_SOURCE INFORMATION_

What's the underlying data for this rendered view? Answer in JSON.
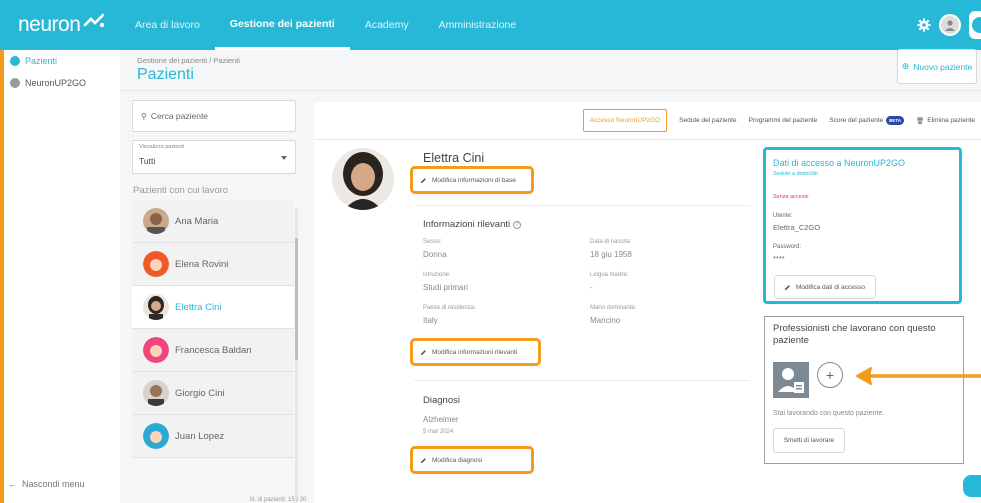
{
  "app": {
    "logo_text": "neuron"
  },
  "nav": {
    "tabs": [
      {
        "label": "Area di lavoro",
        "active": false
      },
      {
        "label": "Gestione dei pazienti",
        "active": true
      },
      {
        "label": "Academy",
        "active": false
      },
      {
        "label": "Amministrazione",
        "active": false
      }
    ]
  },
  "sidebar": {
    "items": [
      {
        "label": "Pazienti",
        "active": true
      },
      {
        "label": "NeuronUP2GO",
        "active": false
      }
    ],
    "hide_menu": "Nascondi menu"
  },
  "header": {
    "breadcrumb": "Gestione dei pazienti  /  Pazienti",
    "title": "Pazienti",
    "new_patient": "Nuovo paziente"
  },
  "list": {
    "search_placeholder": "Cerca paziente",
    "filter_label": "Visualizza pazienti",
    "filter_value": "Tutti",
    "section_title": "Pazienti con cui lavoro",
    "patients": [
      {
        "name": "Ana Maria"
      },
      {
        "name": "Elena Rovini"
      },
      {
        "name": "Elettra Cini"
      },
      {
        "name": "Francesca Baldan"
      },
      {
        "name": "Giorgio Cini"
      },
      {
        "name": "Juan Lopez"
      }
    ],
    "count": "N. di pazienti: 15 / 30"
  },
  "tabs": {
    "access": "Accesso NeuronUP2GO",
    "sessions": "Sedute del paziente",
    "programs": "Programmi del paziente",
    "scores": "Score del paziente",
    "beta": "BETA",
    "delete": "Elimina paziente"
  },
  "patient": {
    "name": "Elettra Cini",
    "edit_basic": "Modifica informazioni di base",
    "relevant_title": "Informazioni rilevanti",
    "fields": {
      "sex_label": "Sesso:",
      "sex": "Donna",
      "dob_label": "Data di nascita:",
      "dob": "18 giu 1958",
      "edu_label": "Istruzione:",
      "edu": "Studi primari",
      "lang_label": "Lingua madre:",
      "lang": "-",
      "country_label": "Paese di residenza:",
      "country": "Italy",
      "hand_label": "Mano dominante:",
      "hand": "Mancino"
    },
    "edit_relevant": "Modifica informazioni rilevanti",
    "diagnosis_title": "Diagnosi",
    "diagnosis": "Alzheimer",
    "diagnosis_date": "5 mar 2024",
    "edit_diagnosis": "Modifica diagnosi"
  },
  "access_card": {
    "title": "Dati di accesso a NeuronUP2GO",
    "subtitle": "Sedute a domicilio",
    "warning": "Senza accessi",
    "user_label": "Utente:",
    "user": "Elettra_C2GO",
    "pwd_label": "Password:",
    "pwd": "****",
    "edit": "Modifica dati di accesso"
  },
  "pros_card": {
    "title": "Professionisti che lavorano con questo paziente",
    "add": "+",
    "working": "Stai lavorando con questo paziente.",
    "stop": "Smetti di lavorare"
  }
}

_REQUIRED WORK_
Could you reproduce the listing above word for word while leaving out its pictures?

_TASK OUTPUT_
What's the underlying data for this rendered view? Answer in JSON.
{
  "app": {
    "logo_text": "neuron"
  },
  "nav": {
    "tabs": [
      {
        "label": "Area di lavoro",
        "active": false
      },
      {
        "label": "Gestione dei pazienti",
        "active": true
      },
      {
        "label": "Academy",
        "active": false
      },
      {
        "label": "Amministrazione",
        "active": false
      }
    ]
  },
  "sidebar": {
    "items": [
      {
        "label": "Pazienti",
        "active": true
      },
      {
        "label": "NeuronUP2GO",
        "active": false
      }
    ],
    "hide_menu": "Nascondi menu"
  },
  "header": {
    "breadcrumb": "Gestione dei pazienti  /  Pazienti",
    "title": "Pazienti",
    "new_patient": "Nuovo paziente"
  },
  "list": {
    "search_placeholder": "Cerca paziente",
    "filter_label": "Visualizza pazienti",
    "filter_value": "Tutti",
    "section_title": "Pazienti con cui lavoro",
    "patients": [
      {
        "name": "Ana Maria"
      },
      {
        "name": "Elena Rovini"
      },
      {
        "name": "Elettra Cini"
      },
      {
        "name": "Francesca Baldan"
      },
      {
        "name": "Giorgio Cini"
      },
      {
        "name": "Juan Lopez"
      }
    ],
    "count": "N. di pazienti: 15 / 30"
  },
  "tabs": {
    "access": "Accesso NeuronUP2GO",
    "sessions": "Sedute del paziente",
    "programs": "Programmi del paziente",
    "scores": "Score del paziente",
    "beta": "BETA",
    "delete": "Elimina paziente"
  },
  "patient": {
    "name": "Elettra Cini",
    "edit_basic": "Modifica informazioni di base",
    "relevant_title": "Informazioni rilevanti",
    "fields": {
      "sex_label": "Sesso:",
      "sex": "Donna",
      "dob_label": "Data di nascita:",
      "dob": "18 giu 1958",
      "edu_label": "Istruzione:",
      "edu": "Studi primari",
      "lang_label": "Lingua madre:",
      "lang": "-",
      "country_label": "Paese di residenza:",
      "country": "Italy",
      "hand_label": "Mano dominante:",
      "hand": "Mancino"
    },
    "edit_relevant": "Modifica informazioni rilevanti",
    "diagnosis_title": "Diagnosi",
    "diagnosis": "Alzheimer",
    "diagnosis_date": "5 mar 2024",
    "edit_diagnosis": "Modifica diagnosi"
  },
  "access_card": {
    "title": "Dati di accesso a NeuronUP2GO",
    "subtitle": "Sedute a domicilio",
    "warning": "Senza accessi",
    "user_label": "Utente:",
    "user": "Elettra_C2GO",
    "pwd_label": "Password:",
    "pwd": "****",
    "edit": "Modifica dati di accesso"
  },
  "pros_card": {
    "title": "Professionisti che lavorano con questo paziente",
    "add": "+",
    "working": "Stai lavorando con questo paziente.",
    "stop": "Smetti di lavorare"
  }
}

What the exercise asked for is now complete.